— THE TASK —
Keep the pictures out and restate every record exactly.

begin

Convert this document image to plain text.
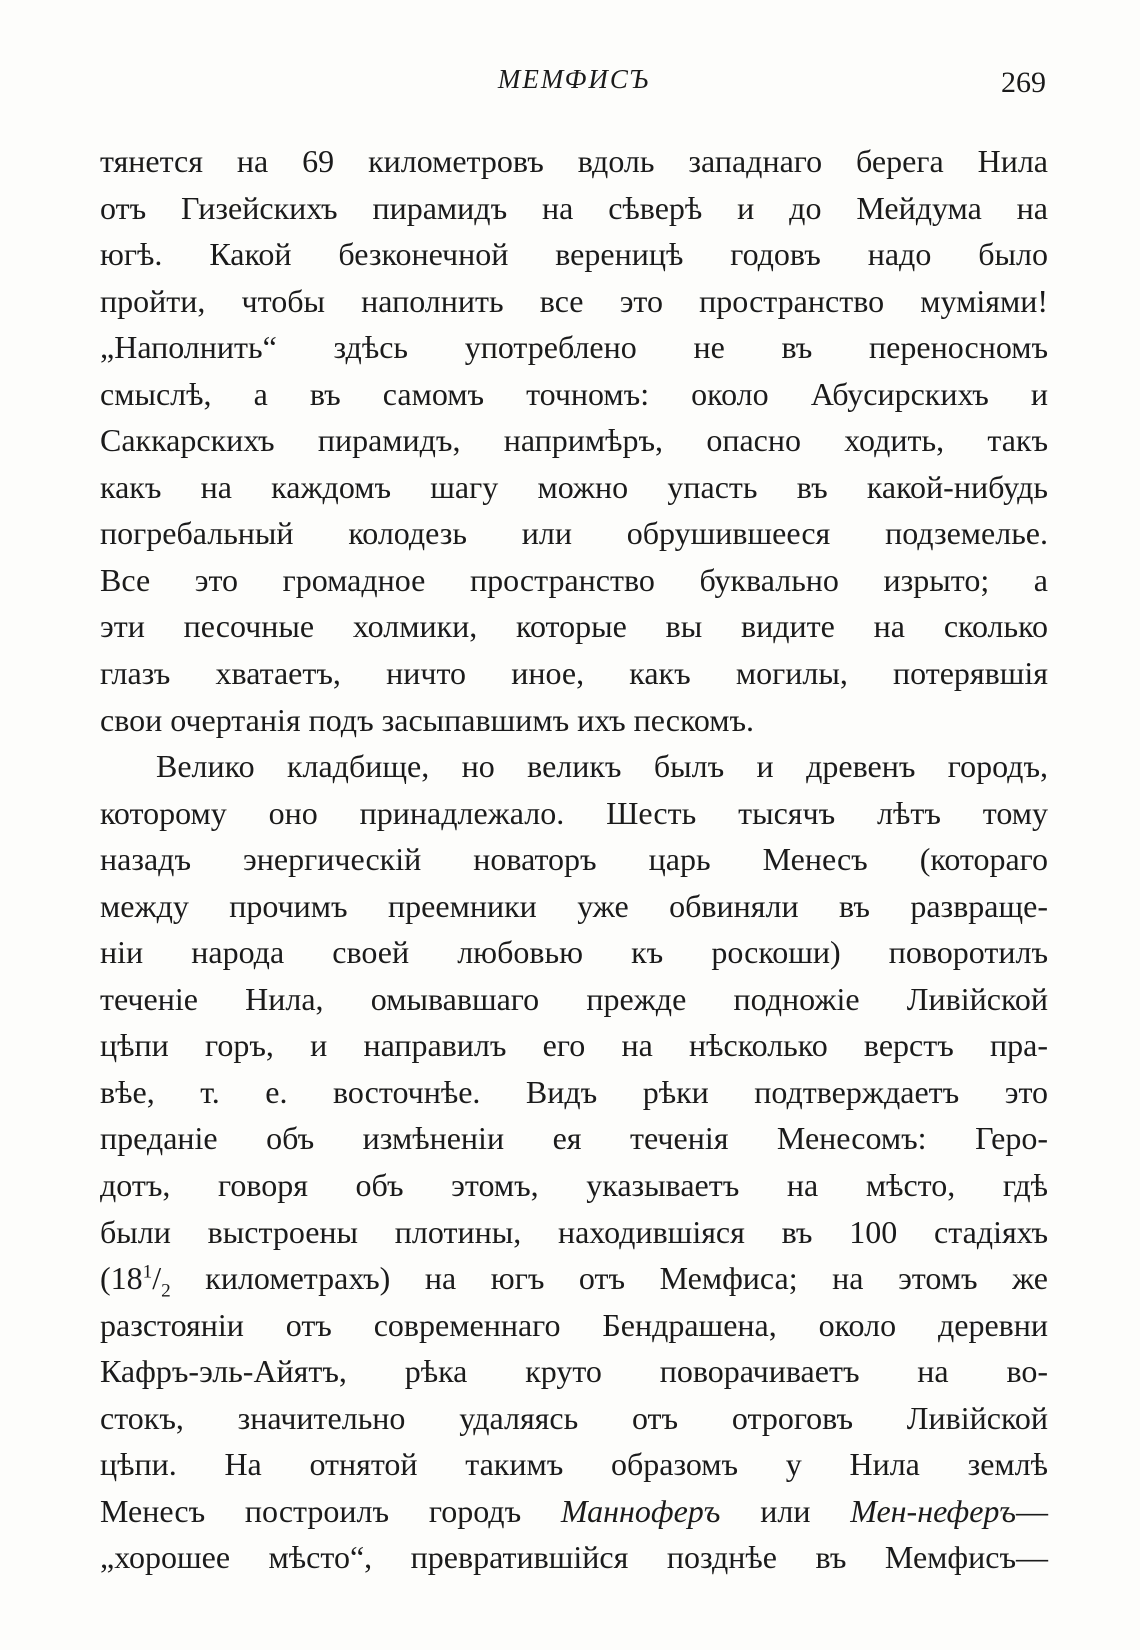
МЕМФИСЪ	269
тянется на 69 километровъ вдоль западнаго берега Нила
отъ Гизейскихъ пирамидъ на сѣверѣ и до Мейдума на
югѣ. Какой безконечной вереницѣ годовъ надо было
пройти, чтобы наполнить все это пространство мумiями!
„Наполнить“ здѣсь употреблено не въ переносномъ
смыслѣ, а въ самомъ точномъ: около Абусирскихъ и
Саккарскихъ пирамидъ, напримѣръ, опасно ходить, такъ
какъ на каждомъ шагу можно упасть въ какой-нибудь
погребальный колодезь или обрушившееся подземелье.
Все это громадное пространство буквально изрыто; а
эти песочные холмики, которые вы видите на сколько
глазъ хватаетъ, ничто иное, какъ могилы, потерявшiя
свои очертанiя подъ засыпавшимъ ихъ пескомъ.
Велико кладбище, но великъ былъ и древенъ городъ,
которому оно принадлежало. Шесть тысячъ лѣтъ тому
назадъ энергическiй новаторъ царь Менесъ (котораго
между прочимъ преемники уже обвиняли въ развраще-
нiи народа своей любовью къ роскоши) поворотилъ
теченiе Нила, омывавшаго прежде подножiе Ливiйской
цѣпи горъ, и направилъ его на нѣсколько верстъ пра-
вѣе, т. е. восточнѣе. Видъ рѣки подтверждаетъ это
преданiе объ измѣненiи ея теченiя Менесомъ: Геро-
дотъ, говоря объ этомъ, указываетъ на мѣсто, гдѣ
были выстроены плотины, находившiяся въ 100 стадiяхъ
($18^1/_2$ километрахъ) на югъ отъ Мемфиса; на этомъ же
разстоянiи отъ современнаго Бендрашена, около деревни
Кафръ-эль-Айятъ, рѣка круто поворачиваетъ на во-
стокъ, значительно удаляясь отъ отроговъ Ливiйской
цѣпи. На отнятой такимъ образомъ у Нила землѣ
Менесъ построилъ городъ Манноферъ или Мен-неферъ—
„хорошее мѣсто“, превратившiйся позднѣе въ Мемфисъ—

end

— THE ANSWER —
Convert this document image to plain text.
МЕМФИСЪ	269
тянется на 69 километровъ вдоль западнаго берега Нила
отъ Гизейскихъ пирамидъ на сѣверѣ и до Мейдума на
югѣ. Какой безконечной вереницѣ годовъ надо было
пройти, чтобы наполнить все это пространство мумiями!
„Наполнить“ здѣсь употреблено не въ переносномъ
смыслѣ, а въ самомъ точномъ: около Абусирскихъ и
Саккарскихъ пирамидъ, напримѣръ, опасно ходить, такъ
какъ на каждомъ шагу можно упасть въ какой-нибудь
погребальный колодезь или обрушившееся подземелье.
Все это громадное пространство буквально изрыто; а
эти песочные холмики, которые вы видите на сколько
глазъ хватаетъ, ничто иное, какъ могилы, потерявшiя
свои очертанiя подъ засыпавшимъ ихъ пескомъ.
Велико кладбище, но великъ былъ и древенъ городъ,
которому оно принадлежало. Шесть тысячъ лѣтъ тому
назадъ энергическiй новаторъ царь Менесъ (котораго
между прочимъ преемники уже обвиняли въ развраще-
нiи народа своей любовью къ роскоши) поворотилъ
теченiе Нила, омывавшаго прежде подножiе Ливiйской
цѣпи горъ, и направилъ его на нѣсколько верстъ пра-
вѣе, т. е. восточнѣе. Видъ рѣки подтверждаетъ это
преданiе объ измѣненiи ея теченiя Менесомъ: Геро-
дотъ, говоря объ этомъ, указываетъ на мѣсто, гдѣ
были выстроены плотины, находившiяся въ 100 стадiяхъ
($18^1/_2$ километрахъ) на югъ отъ Мемфиса; на этомъ же
разстоянiи отъ современнаго Бендрашена, около деревни
Кафръ-эль-Айятъ, рѣка круто поворачиваетъ на во-
стокъ, значительно удаляясь отъ отроговъ Ливiйской
цѣпи. На отнятой такимъ образомъ у Нила землѣ
Менесъ построилъ городъ Манноферъ или Мен-неферъ—
„хорошее мѣсто“, превратившiйся позднѣе въ Мемфисъ—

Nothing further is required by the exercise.